WHAT IS ASKED –
Pick out every line holding the string "المسلمون" and copy it.

[Data records]
begin
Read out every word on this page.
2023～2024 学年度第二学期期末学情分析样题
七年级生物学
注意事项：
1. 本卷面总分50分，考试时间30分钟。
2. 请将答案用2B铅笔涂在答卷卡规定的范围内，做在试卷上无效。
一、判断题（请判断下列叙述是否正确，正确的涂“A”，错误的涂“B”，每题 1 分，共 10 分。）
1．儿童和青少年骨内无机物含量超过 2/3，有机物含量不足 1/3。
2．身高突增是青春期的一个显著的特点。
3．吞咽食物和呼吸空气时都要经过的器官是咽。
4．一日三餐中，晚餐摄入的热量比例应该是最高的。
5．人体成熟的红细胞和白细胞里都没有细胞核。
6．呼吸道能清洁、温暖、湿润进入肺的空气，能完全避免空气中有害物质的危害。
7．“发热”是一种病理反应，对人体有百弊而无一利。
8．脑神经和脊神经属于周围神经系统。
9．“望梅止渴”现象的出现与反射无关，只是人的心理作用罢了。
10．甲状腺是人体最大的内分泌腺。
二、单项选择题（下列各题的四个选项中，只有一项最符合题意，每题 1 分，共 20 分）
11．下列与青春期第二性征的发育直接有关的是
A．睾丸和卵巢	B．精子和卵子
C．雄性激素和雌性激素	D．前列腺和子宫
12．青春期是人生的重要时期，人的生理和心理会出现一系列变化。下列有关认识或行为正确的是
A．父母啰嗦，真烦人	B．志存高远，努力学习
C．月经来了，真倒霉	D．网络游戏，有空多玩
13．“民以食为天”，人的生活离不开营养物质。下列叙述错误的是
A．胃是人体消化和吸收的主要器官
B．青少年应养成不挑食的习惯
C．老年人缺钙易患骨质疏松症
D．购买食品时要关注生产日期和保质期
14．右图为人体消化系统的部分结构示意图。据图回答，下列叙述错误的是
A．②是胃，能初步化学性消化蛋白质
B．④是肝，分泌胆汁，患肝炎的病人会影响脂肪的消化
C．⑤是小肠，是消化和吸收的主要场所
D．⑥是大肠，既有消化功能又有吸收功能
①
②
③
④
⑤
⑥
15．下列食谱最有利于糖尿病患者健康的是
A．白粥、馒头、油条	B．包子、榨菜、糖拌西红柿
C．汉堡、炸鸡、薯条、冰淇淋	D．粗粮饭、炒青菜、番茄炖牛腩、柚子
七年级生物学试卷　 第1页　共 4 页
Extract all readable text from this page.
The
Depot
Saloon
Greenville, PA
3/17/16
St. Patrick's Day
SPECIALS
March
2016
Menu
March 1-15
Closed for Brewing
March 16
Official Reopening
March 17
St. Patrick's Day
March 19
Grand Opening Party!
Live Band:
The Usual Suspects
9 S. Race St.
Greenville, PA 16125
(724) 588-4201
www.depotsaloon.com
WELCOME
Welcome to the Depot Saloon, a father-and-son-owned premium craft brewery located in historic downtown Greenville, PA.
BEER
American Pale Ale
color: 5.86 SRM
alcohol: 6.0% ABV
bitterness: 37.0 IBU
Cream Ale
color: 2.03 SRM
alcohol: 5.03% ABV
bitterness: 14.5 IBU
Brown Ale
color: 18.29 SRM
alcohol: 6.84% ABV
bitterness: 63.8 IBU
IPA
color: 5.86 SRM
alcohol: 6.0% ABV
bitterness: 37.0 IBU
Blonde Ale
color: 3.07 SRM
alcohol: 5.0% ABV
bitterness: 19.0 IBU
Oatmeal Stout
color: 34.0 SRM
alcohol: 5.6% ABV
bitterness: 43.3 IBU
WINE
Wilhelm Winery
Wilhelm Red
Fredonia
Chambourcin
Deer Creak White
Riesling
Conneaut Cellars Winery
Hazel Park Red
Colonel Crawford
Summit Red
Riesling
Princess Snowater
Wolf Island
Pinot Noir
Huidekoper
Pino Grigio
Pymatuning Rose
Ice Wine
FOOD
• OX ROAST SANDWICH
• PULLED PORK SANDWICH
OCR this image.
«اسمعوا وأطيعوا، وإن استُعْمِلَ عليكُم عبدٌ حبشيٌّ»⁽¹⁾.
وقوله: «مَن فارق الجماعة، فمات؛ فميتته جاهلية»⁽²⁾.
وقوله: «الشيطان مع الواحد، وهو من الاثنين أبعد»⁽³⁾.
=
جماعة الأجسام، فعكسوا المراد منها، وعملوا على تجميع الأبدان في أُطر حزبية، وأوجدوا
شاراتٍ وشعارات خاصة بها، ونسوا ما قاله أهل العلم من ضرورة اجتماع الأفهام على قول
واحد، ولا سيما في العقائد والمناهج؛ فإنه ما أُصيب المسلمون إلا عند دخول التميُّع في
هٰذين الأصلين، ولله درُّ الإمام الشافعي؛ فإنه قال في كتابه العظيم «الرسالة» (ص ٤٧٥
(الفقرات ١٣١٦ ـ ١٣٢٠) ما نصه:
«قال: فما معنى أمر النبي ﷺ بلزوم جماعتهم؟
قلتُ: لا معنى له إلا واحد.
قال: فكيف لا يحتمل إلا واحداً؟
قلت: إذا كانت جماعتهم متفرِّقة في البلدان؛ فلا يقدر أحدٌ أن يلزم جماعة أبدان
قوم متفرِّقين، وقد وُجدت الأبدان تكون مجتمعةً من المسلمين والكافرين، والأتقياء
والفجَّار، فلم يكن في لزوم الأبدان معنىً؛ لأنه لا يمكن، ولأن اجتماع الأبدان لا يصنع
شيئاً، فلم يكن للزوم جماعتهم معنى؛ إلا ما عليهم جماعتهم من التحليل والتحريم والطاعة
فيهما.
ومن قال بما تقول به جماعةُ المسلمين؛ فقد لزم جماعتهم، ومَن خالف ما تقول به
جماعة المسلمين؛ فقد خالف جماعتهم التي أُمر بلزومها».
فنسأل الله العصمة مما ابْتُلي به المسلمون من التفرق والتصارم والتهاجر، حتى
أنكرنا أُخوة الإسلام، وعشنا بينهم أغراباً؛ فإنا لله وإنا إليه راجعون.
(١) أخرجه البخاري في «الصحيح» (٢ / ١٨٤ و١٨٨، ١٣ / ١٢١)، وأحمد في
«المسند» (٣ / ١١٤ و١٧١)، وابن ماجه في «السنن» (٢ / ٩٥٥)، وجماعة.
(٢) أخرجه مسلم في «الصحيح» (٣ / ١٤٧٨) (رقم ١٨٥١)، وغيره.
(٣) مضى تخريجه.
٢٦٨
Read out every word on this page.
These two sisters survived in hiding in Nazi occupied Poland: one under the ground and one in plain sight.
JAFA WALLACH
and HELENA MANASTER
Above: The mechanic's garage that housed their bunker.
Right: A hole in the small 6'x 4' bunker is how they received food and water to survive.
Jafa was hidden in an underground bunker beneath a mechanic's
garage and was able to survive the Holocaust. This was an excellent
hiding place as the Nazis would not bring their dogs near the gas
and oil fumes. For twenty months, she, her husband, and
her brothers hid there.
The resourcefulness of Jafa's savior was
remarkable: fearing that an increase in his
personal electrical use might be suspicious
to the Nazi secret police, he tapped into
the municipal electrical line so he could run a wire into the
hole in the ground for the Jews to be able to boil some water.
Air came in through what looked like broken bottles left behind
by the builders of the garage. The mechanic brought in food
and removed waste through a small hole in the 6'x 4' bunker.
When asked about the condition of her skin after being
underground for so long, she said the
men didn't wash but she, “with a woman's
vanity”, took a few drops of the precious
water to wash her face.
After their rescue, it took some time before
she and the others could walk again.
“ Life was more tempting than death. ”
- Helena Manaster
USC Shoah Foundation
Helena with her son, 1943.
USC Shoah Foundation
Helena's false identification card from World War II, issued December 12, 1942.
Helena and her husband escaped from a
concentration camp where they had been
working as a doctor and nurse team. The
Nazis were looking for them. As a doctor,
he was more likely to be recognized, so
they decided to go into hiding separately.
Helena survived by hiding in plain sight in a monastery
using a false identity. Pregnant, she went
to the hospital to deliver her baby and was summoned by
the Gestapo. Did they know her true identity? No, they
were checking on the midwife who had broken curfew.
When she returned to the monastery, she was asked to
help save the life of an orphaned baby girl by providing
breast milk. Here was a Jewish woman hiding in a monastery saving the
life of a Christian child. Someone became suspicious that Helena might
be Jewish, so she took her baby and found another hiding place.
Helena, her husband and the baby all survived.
end
RESULT OF THE EXERCISE –
واحد، ولا سيما في العقائد والمناهج؛ فإنه ما أُصيب المسلمون إلا عند دخول التميُّع في
فنسأل الله العصمة مما ابْتُلي به المسلمون من التفرق والتصارم والتهاجر، حتى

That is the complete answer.